Task goal: In the passage about Amex and the Safra matter, translate this sentence into Spanish: "The committee concluded that it was not in the best interests of Amex or its shareholders to initiate litigation regarding the Safra matter."

Amex and Safra avoided litigation.   In July 1989, Amex announced that it had entered into an agreement with Safra, whereby Amex agreed to donate $8 million to various charities designated by Safra in exchange for Safra's agreement to release Amex from any liability associated with his claims against it.   Thereafter, Amex's board of directors asked its Audit and Public Responsibility Committee (the “Audit Committee”) to review Safra's allegations, investigate the underlying facts, and report its findings to the board.

The Audit Committee determined that Amex employees had not purposely disseminated inaccurate information;  instead, their actions caused a chain of events that resulted in the maligning of a competitor.   The committee concluded that it was not in the best interests of Amex or its shareholders to initiate litigation regarding the Safra matter.   Meanwhile, in August 1989, one of the named plaintiffs in the action at bar made a demand upon the board of directors to take legal action as a result of the Safra matter.   Amex's board advised plaintiff, however, that it agreed with and adopted the Audit Committee's report.

Although receiving less attention, this litigation also concerns the allegation that Amex failed to monitor adequately its substantial investment in Shearson, Lehman, Hutton, Inc. (“Shearson”), an acquisition that eventually resulted in huge financial losses.

Seinfeld Complaint

In October 1990, plaintiffs Harold Sachs and Frank David Seinfeld commenced actions in the Supreme Court, New York County, derivatively on Amex's behalf, against the then current members of Amex's board of directors and Freeman, a high ranking Amex officer who figured prominently in the Safra matter.   The two related actions, Ferber v. Robinson, and Lewis v. Robinson, were consolidated into the Seinfeld Action and the Seinfeld complaint was designated as the consolidated complaint in the consolidated action.

(Coordinate annotation records)
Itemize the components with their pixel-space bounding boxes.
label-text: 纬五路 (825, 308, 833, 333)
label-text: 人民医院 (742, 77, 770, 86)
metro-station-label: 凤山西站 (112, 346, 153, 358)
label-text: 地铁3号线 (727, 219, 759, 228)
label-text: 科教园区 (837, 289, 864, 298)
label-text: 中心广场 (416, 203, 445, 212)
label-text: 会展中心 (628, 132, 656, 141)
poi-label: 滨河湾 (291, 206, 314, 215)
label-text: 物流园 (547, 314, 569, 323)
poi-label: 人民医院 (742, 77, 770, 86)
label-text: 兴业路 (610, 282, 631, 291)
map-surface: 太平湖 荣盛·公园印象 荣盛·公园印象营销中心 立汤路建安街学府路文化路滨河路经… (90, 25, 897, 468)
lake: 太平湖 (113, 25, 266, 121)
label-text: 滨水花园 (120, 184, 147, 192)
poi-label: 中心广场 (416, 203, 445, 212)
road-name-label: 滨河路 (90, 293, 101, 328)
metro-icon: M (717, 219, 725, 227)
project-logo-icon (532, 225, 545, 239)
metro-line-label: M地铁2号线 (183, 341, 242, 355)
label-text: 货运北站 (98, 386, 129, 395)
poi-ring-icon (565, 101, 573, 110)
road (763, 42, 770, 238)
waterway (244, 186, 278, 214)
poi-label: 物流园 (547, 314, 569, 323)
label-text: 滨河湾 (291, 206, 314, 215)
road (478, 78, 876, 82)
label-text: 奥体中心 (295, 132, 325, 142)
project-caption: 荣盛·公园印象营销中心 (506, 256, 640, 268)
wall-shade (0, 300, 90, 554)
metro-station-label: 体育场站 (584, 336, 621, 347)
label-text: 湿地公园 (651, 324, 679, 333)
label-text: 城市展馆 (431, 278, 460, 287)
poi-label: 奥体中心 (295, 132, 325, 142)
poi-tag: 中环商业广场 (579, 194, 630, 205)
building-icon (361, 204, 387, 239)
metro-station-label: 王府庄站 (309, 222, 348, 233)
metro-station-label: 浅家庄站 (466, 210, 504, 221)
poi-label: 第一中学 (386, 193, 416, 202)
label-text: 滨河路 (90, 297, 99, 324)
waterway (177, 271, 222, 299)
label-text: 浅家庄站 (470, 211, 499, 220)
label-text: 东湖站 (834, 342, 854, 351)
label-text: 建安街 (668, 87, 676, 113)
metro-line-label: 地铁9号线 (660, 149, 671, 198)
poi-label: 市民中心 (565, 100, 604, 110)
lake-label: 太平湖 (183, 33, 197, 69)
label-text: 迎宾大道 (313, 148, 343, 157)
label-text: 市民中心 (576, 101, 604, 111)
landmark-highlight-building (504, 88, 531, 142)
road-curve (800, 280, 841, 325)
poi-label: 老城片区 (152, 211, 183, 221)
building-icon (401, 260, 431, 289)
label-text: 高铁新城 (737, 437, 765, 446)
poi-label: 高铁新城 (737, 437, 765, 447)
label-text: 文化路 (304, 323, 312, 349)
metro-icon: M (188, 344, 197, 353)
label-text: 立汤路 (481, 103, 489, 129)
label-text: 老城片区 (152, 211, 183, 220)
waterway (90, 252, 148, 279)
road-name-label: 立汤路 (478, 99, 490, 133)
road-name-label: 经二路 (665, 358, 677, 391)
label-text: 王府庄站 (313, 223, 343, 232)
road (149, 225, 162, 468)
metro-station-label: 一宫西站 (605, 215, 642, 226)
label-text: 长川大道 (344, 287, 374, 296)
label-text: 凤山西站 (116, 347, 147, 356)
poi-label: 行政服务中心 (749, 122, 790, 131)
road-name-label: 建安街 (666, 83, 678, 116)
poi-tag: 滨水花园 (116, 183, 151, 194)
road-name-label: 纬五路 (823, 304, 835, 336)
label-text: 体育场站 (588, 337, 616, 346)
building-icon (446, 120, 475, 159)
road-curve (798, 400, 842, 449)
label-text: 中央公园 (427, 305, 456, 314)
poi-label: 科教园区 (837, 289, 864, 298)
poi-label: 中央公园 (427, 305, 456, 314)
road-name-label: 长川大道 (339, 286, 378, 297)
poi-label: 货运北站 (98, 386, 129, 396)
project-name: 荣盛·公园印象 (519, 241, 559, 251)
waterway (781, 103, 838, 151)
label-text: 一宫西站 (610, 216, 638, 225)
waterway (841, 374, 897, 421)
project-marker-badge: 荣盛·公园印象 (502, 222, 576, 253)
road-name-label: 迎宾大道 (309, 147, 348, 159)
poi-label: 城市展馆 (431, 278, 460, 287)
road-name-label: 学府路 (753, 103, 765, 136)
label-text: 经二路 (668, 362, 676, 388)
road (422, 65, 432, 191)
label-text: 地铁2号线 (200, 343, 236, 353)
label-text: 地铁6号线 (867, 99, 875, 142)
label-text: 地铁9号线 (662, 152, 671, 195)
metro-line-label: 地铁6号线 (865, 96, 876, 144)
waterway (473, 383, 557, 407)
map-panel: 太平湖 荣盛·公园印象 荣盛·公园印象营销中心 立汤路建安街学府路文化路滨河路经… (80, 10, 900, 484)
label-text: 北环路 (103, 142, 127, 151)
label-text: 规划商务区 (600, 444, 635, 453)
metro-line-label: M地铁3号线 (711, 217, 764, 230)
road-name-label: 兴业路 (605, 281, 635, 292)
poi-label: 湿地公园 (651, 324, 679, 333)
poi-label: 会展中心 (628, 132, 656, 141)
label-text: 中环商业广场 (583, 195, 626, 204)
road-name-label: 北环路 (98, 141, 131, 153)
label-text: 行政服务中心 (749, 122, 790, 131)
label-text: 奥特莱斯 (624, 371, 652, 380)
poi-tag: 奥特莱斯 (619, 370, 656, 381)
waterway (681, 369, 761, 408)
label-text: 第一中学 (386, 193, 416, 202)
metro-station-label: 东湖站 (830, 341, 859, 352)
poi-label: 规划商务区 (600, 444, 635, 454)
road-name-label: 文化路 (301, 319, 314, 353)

Solution to the problem: El comité concluyó que no redundaba en el mejor interés de Amex ni de sus accionistas iniciar un litigio en relación con el asunto Safra.